* GOAL:
Can you rename every "graticule" in the data below to "grid lines" and leave everything else unchanged?

Element location listings
########################################

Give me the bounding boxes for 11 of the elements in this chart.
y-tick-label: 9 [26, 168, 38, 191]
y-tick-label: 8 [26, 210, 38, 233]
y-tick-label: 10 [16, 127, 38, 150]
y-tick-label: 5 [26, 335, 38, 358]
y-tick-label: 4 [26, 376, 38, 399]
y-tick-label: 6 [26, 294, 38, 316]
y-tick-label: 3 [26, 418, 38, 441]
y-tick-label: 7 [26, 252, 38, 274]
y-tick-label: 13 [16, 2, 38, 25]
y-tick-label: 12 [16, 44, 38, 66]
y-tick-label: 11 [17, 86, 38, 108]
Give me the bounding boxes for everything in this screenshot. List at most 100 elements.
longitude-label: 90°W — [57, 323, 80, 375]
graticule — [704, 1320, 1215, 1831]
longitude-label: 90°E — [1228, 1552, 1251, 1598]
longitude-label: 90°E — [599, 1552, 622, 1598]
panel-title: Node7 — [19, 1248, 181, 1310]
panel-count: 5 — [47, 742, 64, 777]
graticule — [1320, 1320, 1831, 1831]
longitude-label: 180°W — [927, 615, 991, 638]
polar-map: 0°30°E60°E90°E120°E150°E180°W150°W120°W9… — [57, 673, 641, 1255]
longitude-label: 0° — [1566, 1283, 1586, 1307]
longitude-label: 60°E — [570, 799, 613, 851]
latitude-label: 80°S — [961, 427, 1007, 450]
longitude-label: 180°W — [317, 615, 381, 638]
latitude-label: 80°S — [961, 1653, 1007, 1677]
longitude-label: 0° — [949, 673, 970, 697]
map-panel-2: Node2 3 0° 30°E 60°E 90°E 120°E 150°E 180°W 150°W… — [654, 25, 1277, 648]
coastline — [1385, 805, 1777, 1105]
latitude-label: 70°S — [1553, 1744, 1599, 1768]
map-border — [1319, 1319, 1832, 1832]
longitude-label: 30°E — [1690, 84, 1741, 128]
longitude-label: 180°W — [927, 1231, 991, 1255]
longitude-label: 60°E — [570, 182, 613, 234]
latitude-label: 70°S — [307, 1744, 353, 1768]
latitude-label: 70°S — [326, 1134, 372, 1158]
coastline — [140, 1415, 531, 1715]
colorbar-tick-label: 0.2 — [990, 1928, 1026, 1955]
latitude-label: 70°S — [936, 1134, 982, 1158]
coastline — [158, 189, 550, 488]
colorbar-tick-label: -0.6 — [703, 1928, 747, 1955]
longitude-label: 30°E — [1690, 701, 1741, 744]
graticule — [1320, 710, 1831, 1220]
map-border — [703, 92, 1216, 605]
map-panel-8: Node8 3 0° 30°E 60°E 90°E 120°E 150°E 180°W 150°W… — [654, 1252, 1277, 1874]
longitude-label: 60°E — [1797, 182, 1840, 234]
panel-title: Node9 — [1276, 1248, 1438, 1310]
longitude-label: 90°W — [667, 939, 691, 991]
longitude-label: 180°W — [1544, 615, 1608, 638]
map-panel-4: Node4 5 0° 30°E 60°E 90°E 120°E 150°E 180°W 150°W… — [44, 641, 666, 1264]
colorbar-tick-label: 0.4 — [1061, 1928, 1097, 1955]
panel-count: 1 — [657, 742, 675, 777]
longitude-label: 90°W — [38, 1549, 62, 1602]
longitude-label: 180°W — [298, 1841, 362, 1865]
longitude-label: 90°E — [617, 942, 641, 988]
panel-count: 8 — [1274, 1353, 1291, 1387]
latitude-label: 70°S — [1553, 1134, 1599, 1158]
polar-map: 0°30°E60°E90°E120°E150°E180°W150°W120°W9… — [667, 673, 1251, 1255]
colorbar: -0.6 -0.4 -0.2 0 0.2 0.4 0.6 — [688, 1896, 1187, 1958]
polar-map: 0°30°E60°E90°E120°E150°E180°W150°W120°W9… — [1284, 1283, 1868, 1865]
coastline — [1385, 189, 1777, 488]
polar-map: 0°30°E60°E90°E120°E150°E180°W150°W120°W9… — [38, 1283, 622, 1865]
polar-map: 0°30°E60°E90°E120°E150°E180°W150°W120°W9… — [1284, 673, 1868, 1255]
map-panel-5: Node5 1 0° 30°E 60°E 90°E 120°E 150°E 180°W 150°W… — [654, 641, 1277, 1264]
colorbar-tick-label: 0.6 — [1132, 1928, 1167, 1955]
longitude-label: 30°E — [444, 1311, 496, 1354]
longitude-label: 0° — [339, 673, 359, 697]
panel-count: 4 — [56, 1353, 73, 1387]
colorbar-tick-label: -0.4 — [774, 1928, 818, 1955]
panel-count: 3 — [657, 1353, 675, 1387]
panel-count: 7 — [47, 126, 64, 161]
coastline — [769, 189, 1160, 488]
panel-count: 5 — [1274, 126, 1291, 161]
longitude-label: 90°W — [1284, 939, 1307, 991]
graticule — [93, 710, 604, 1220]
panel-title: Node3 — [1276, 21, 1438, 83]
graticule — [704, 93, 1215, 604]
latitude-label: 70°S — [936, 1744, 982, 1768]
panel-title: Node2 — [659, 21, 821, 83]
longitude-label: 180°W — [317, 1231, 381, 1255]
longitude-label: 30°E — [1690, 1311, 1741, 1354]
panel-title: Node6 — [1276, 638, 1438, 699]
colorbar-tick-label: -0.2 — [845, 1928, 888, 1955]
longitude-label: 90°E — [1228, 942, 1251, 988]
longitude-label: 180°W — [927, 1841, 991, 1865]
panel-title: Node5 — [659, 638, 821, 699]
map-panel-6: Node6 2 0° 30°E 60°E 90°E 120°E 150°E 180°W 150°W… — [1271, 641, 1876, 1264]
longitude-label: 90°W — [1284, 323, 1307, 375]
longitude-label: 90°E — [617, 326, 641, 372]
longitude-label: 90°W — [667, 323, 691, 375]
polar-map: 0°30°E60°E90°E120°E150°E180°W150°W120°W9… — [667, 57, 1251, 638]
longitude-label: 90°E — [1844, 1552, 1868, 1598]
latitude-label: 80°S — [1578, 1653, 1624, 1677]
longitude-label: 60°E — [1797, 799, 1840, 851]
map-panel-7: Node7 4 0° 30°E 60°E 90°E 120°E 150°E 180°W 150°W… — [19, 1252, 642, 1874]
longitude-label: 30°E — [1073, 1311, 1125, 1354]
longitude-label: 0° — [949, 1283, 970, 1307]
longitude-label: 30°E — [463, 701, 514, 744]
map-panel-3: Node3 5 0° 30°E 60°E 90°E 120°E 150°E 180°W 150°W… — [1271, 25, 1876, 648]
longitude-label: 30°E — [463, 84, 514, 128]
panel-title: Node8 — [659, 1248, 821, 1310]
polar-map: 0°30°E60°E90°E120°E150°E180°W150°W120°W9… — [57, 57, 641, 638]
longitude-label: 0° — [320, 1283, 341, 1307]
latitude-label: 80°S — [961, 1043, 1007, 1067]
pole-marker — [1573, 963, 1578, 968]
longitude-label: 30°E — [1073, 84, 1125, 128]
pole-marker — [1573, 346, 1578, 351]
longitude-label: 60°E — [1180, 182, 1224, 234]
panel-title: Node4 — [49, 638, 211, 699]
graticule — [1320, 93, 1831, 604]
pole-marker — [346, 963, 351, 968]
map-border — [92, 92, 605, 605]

########################################

* ANSWER TO THE TASK:
Give me the bounding boxes for 11 of the elements in this chart.
y-tick-label: 9 [26, 168, 38, 191]
y-tick-label: 8 [26, 210, 38, 233]
y-tick-label: 10 [16, 127, 38, 150]
y-tick-label: 5 [26, 335, 38, 358]
y-tick-label: 4 [26, 376, 38, 399]
y-tick-label: 6 [26, 294, 38, 316]
y-tick-label: 3 [26, 418, 38, 441]
y-tick-label: 7 [26, 252, 38, 274]
y-tick-label: 13 [16, 2, 38, 25]
y-tick-label: 12 [16, 44, 38, 66]
y-tick-label: 11 [17, 86, 38, 108]
Give me the bounding boxes for everything in this screenshot. List at most 100 elements.
longitude-label: 90°W — [57, 323, 80, 375]
grid lines — [704, 1320, 1215, 1831]
longitude-label: 90°E — [1228, 1552, 1251, 1598]
longitude-label: 90°E — [599, 1552, 622, 1598]
panel-title: Node7 — [19, 1248, 181, 1310]
panel-count: 5 — [47, 742, 64, 777]
grid lines — [1320, 1320, 1831, 1831]
longitude-label: 180°W — [927, 615, 991, 638]
polar-map: 0°30°E60°E90°E120°E150°E180°W150°W120°W9… — [57, 673, 641, 1255]
longitude-label: 0° — [1566, 1283, 1586, 1307]
longitude-label: 60°E — [570, 799, 613, 851]
latitude-label: 80°S — [961, 427, 1007, 450]
longitude-label: 180°W — [317, 615, 381, 638]
latitude-label: 80°S — [961, 1653, 1007, 1677]
longitude-label: 0° — [949, 673, 970, 697]
map-panel-2: Node2 3 0° 30°E 60°E 90°E 120°E 150°E 180°W 150°W… — [654, 25, 1277, 648]
coastline — [1385, 805, 1777, 1105]
latitude-label: 70°S — [1553, 1744, 1599, 1768]
map-border — [1319, 1319, 1832, 1832]
longitude-label: 30°E — [1690, 84, 1741, 128]
longitude-label: 180°W — [927, 1231, 991, 1255]
longitude-label: 60°E — [570, 182, 613, 234]
latitude-label: 70°S — [307, 1744, 353, 1768]
latitude-label: 70°S — [326, 1134, 372, 1158]
coastline — [140, 1415, 531, 1715]
colorbar-tick-label: 0.2 — [990, 1928, 1026, 1955]
latitude-label: 70°S — [936, 1134, 982, 1158]
coastline — [158, 189, 550, 488]
colorbar-tick-label: -0.6 — [703, 1928, 747, 1955]
longitude-label: 30°E — [1690, 701, 1741, 744]
grid lines — [1320, 710, 1831, 1220]
map-border — [703, 92, 1216, 605]
map-panel-8: Node8 3 0° 30°E 60°E 90°E 120°E 150°E 180°W 150°W… — [654, 1252, 1277, 1874]
longitude-label: 60°E — [1797, 182, 1840, 234]
panel-title: Node9 — [1276, 1248, 1438, 1310]
longitude-label: 90°W — [667, 939, 691, 991]
longitude-label: 180°W — [1544, 615, 1608, 638]
map-panel-4: Node4 5 0° 30°E 60°E 90°E 120°E 150°E 180°W 150°W… — [44, 641, 666, 1264]
colorbar-tick-label: 0.4 — [1061, 1928, 1097, 1955]
panel-count: 1 — [657, 742, 675, 777]
longitude-label: 90°W — [38, 1549, 62, 1602]
longitude-label: 180°W — [298, 1841, 362, 1865]
longitude-label: 90°E — [617, 942, 641, 988]
panel-count: 8 — [1274, 1353, 1291, 1387]
latitude-label: 70°S — [1553, 1134, 1599, 1158]
polar-map: 0°30°E60°E90°E120°E150°E180°W150°W120°W9… — [667, 673, 1251, 1255]
colorbar: -0.6 -0.4 -0.2 0 0.2 0.4 0.6 — [688, 1896, 1187, 1958]
polar-map: 0°30°E60°E90°E120°E150°E180°W150°W120°W9… — [1284, 1283, 1868, 1865]
coastline — [1385, 189, 1777, 488]
polar-map: 0°30°E60°E90°E120°E150°E180°W150°W120°W9… — [38, 1283, 622, 1865]
polar-map: 0°30°E60°E90°E120°E150°E180°W150°W120°W9… — [1284, 673, 1868, 1255]
map-panel-5: Node5 1 0° 30°E 60°E 90°E 120°E 150°E 180°W 150°W… — [654, 641, 1277, 1264]
colorbar-tick-label: 0.6 — [1132, 1928, 1167, 1955]
longitude-label: 30°E — [444, 1311, 496, 1354]
longitude-label: 0° — [339, 673, 359, 697]
panel-count: 4 — [56, 1353, 73, 1387]
colorbar-tick-label: -0.4 — [774, 1928, 818, 1955]
panel-count: 3 — [657, 1353, 675, 1387]
panel-count: 7 — [47, 126, 64, 161]
coastline — [769, 189, 1160, 488]
panel-count: 5 — [1274, 126, 1291, 161]
longitude-label: 90°W — [1284, 939, 1307, 991]
grid lines — [93, 710, 604, 1220]
panel-title: Node3 — [1276, 21, 1438, 83]
grid lines — [704, 93, 1215, 604]
latitude-label: 70°S — [936, 1744, 982, 1768]
panel-title: Node2 — [659, 21, 821, 83]
longitude-label: 180°W — [317, 1231, 381, 1255]
longitude-label: 30°E — [1690, 1311, 1741, 1354]
panel-title: Node6 — [1276, 638, 1438, 699]
colorbar-tick-label: -0.2 — [845, 1928, 888, 1955]
longitude-label: 90°E — [1228, 942, 1251, 988]
longitude-label: 180°W — [927, 1841, 991, 1865]
panel-title: Node5 — [659, 638, 821, 699]
map-panel-6: Node6 2 0° 30°E 60°E 90°E 120°E 150°E 180°W 150°W… — [1271, 641, 1876, 1264]
longitude-label: 90°W — [1284, 323, 1307, 375]
longitude-label: 90°E — [617, 326, 641, 372]
longitude-label: 90°W — [667, 323, 691, 375]
polar-map: 0°30°E60°E90°E120°E150°E180°W150°W120°W9… — [667, 57, 1251, 638]
longitude-label: 90°E — [1844, 1552, 1868, 1598]
latitude-label: 80°S — [1578, 1653, 1624, 1677]
longitude-label: 60°E — [1797, 799, 1840, 851]
map-panel-7: Node7 4 0° 30°E 60°E 90°E 120°E 150°E 180°W 150°W… — [19, 1252, 642, 1874]
longitude-label: 30°E — [1073, 1311, 1125, 1354]
longitude-label: 0° — [949, 1283, 970, 1307]
longitude-label: 30°E — [463, 701, 514, 744]
map-panel-3: Node3 5 0° 30°E 60°E 90°E 120°E 150°E 180°W 150°W… — [1271, 25, 1876, 648]
longitude-label: 30°E — [463, 84, 514, 128]
panel-title: Node8 — [659, 1248, 821, 1310]
polar-map: 0°30°E60°E90°E120°E150°E180°W150°W120°W9… — [57, 57, 641, 638]
longitude-label: 0° — [320, 1283, 341, 1307]
latitude-label: 80°S — [961, 1043, 1007, 1067]
pole-marker — [1573, 963, 1578, 968]
longitude-label: 30°E — [1073, 84, 1125, 128]
pole-marker — [1573, 346, 1578, 351]
longitude-label: 60°E — [1180, 182, 1224, 234]
panel-title: Node4 — [49, 638, 211, 699]
grid lines — [1320, 93, 1831, 604]
pole-marker — [346, 963, 351, 968]
map-border — [92, 92, 605, 605]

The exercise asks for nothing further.